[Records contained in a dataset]
## BEGIN

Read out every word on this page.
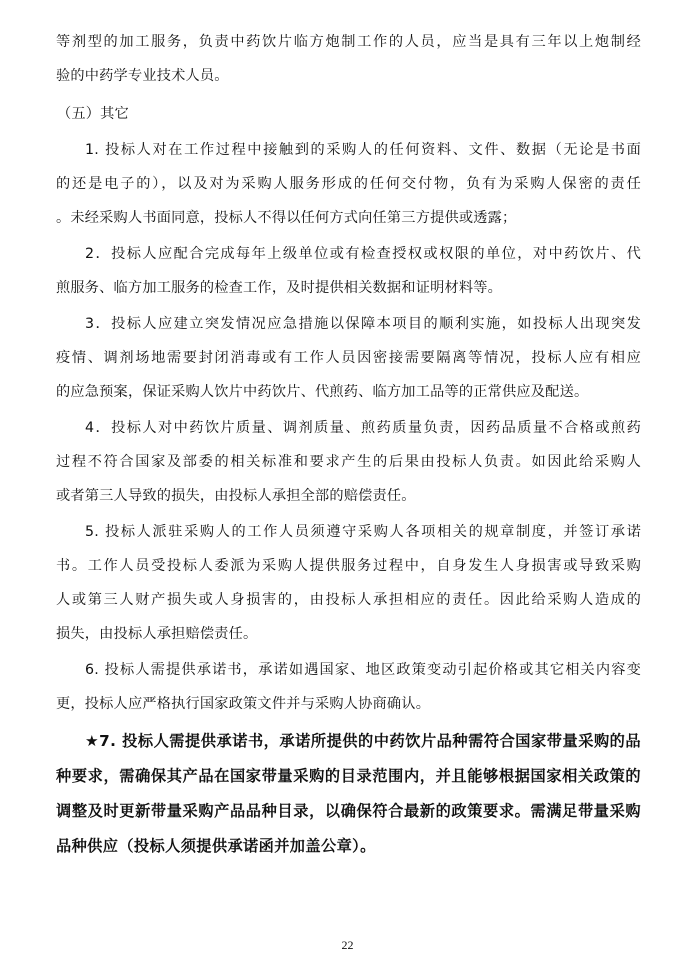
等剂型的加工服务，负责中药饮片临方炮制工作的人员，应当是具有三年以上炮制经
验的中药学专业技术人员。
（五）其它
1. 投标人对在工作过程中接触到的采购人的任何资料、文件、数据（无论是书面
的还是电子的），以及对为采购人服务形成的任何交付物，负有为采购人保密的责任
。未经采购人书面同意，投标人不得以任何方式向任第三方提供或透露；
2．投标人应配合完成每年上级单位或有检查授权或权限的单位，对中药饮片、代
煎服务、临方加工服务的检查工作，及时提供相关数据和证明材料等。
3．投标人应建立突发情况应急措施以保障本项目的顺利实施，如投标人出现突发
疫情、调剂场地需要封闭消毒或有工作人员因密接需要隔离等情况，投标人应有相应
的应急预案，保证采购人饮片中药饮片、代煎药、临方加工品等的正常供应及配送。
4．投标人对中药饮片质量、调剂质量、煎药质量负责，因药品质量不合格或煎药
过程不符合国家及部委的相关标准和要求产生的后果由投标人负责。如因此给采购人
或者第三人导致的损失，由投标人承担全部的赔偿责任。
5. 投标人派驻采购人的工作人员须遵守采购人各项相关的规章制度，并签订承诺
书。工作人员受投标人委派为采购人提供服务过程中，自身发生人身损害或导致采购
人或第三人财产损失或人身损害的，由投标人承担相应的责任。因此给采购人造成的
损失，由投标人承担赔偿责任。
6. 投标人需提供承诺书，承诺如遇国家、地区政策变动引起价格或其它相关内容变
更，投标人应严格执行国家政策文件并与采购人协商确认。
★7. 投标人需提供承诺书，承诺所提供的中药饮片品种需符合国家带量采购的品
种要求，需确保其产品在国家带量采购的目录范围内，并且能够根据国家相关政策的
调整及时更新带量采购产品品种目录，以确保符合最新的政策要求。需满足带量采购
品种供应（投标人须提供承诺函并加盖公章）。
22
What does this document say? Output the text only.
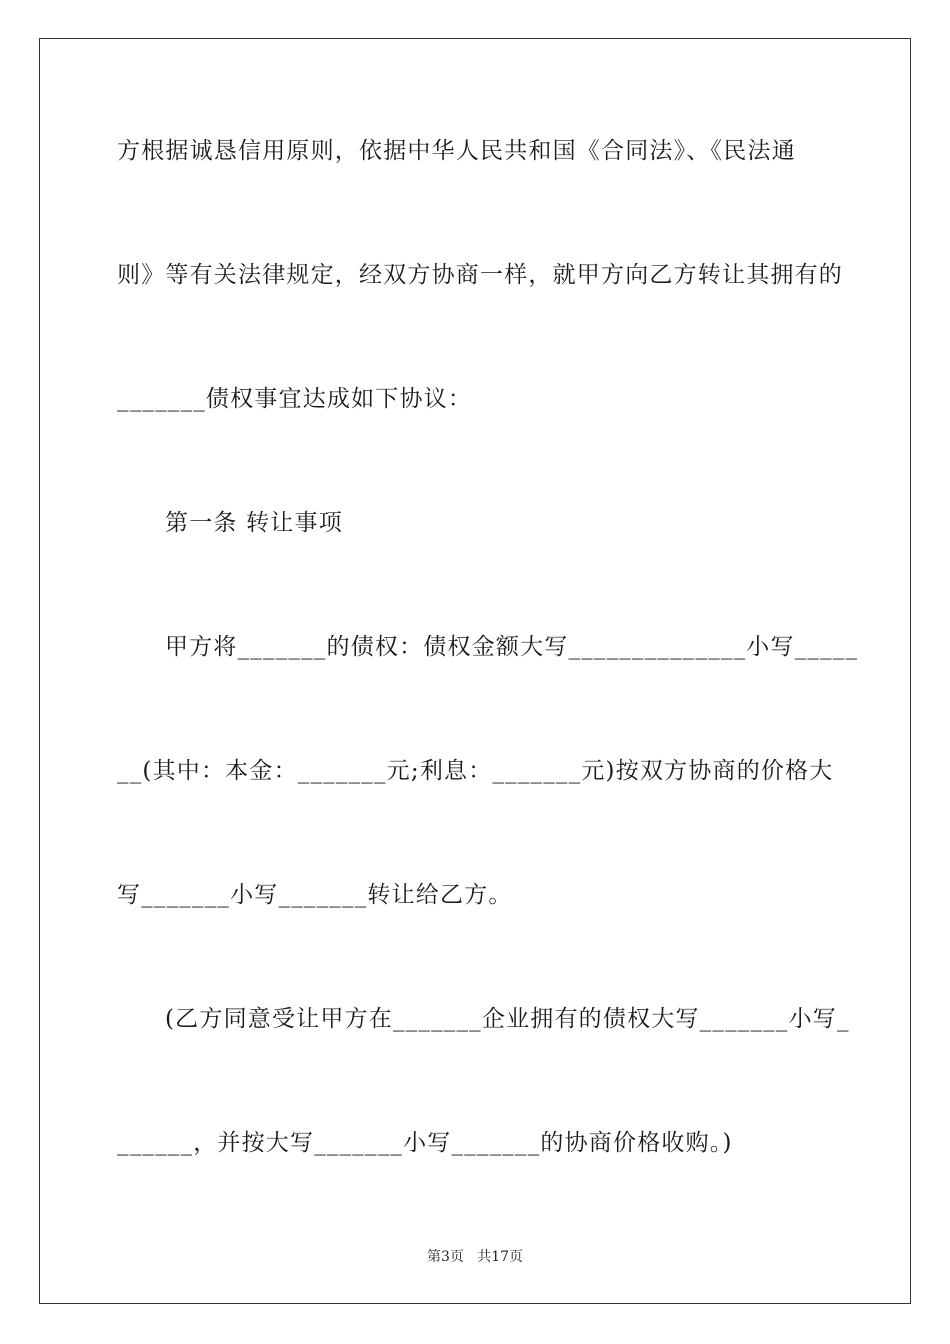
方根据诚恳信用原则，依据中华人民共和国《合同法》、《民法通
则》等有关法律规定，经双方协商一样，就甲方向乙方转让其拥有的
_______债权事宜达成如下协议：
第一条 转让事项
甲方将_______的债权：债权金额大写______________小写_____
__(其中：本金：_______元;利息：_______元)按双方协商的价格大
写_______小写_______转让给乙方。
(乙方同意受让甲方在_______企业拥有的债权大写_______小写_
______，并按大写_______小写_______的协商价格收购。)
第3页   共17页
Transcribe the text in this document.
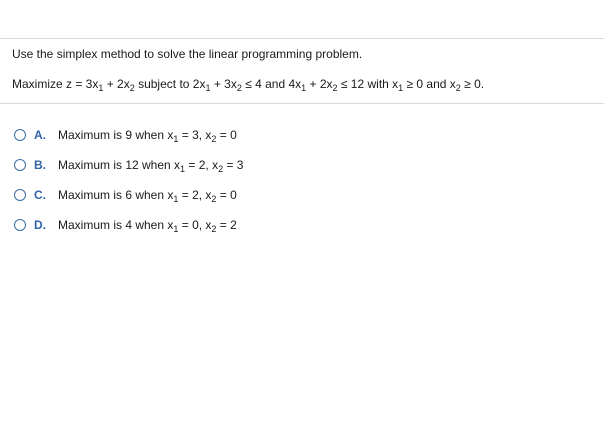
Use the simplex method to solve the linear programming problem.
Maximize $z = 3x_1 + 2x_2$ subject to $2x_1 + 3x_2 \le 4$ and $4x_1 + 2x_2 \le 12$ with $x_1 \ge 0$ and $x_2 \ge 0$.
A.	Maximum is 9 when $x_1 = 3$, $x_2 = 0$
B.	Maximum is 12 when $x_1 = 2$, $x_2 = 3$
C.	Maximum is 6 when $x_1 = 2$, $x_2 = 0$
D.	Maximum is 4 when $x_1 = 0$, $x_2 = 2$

## END

Directive:
Look through the data above. Copy every line with the string "text" in it.

Finished exercise:
What does this document say? Output the text only.
Transcribe the text in this document.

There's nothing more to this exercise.